- What is expected:
Extract from the listing each line in which the word "ピカチュウ" appears.

- Dataset:
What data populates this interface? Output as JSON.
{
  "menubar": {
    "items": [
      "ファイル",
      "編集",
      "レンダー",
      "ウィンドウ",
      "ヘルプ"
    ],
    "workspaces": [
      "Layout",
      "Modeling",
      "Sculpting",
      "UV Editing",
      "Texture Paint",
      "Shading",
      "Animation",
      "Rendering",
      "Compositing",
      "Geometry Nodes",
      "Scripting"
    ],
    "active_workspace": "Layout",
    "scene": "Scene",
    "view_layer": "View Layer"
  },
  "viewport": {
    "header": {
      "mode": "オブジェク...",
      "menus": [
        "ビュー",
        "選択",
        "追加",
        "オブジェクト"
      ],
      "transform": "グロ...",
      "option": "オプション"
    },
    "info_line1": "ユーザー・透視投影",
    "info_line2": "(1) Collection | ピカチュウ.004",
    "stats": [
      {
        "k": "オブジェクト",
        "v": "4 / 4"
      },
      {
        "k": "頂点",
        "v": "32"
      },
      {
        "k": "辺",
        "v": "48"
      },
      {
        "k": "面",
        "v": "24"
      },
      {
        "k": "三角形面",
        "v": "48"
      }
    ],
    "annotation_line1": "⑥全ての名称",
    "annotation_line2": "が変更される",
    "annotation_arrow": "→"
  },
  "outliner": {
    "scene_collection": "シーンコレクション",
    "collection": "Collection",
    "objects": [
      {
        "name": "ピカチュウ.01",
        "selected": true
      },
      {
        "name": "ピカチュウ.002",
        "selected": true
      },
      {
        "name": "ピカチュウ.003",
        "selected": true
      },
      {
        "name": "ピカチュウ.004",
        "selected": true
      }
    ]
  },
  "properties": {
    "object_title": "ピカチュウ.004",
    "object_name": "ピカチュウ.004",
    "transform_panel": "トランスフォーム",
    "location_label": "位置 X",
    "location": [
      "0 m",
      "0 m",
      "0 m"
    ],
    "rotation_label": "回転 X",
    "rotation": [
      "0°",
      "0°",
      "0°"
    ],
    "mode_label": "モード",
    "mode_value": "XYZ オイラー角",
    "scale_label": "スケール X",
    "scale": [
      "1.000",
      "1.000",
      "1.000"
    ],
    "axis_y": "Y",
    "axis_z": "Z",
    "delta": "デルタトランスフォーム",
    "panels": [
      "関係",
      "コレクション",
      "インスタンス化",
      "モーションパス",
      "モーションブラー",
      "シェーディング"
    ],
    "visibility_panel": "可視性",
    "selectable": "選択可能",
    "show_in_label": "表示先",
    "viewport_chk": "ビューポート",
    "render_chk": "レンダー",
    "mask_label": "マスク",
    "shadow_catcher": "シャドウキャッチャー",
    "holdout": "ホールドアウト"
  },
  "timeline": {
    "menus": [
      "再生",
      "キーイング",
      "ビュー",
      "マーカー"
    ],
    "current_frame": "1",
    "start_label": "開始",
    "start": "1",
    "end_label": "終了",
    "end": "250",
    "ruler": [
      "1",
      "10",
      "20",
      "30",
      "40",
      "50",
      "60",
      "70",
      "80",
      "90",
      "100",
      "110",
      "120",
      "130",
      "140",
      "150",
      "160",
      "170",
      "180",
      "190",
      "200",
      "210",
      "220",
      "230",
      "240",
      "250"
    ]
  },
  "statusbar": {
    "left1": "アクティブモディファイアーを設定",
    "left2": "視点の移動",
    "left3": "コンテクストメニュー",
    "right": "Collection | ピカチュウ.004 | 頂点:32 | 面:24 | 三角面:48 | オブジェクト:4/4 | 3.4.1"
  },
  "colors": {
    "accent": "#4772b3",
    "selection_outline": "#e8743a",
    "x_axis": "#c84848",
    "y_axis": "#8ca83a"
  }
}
==
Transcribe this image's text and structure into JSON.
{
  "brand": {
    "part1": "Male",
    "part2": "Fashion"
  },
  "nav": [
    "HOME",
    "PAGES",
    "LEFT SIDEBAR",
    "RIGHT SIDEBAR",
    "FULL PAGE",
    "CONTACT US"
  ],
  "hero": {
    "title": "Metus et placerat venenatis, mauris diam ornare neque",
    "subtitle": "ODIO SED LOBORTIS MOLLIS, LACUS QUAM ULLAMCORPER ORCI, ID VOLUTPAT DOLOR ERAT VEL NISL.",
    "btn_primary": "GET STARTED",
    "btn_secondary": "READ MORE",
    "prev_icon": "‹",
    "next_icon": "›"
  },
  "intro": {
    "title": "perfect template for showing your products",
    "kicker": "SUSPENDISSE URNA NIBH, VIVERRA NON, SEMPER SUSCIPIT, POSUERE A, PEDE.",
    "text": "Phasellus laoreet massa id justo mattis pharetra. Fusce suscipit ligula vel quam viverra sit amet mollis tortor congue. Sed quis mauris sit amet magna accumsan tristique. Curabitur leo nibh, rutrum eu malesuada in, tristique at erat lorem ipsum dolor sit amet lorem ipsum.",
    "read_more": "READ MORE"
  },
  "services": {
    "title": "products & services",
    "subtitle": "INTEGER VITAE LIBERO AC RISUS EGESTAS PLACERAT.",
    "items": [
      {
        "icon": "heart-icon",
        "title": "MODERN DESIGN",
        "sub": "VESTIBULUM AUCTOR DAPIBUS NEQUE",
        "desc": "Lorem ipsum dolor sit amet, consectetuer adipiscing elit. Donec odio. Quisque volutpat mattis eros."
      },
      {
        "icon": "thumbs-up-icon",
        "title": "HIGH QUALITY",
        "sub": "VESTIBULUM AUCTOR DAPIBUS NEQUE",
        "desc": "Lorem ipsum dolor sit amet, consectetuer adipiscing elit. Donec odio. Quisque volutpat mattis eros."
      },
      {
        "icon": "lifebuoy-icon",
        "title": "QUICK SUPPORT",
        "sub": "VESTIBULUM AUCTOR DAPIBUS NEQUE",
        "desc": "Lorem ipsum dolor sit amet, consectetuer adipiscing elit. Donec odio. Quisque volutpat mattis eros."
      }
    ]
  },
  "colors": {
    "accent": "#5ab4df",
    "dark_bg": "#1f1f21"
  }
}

- Result for this exercise:
    "info_line2": "(1) Collection | ピカチュウ.004",
        "name": "ピカチュウ.01",
        "name": "ピカチュウ.002",
        "name": "ピカチュウ.003",
        "name": "ピカチュウ.004",
    "object_title": "ピカチュウ.004",
    "object_name": "ピカチュウ.004",
    "right": "Collection | ピカチュウ.004 | 頂点:32 | 面:24 | 三角面:48 | オブジェクト:4/4 | 3.4.1"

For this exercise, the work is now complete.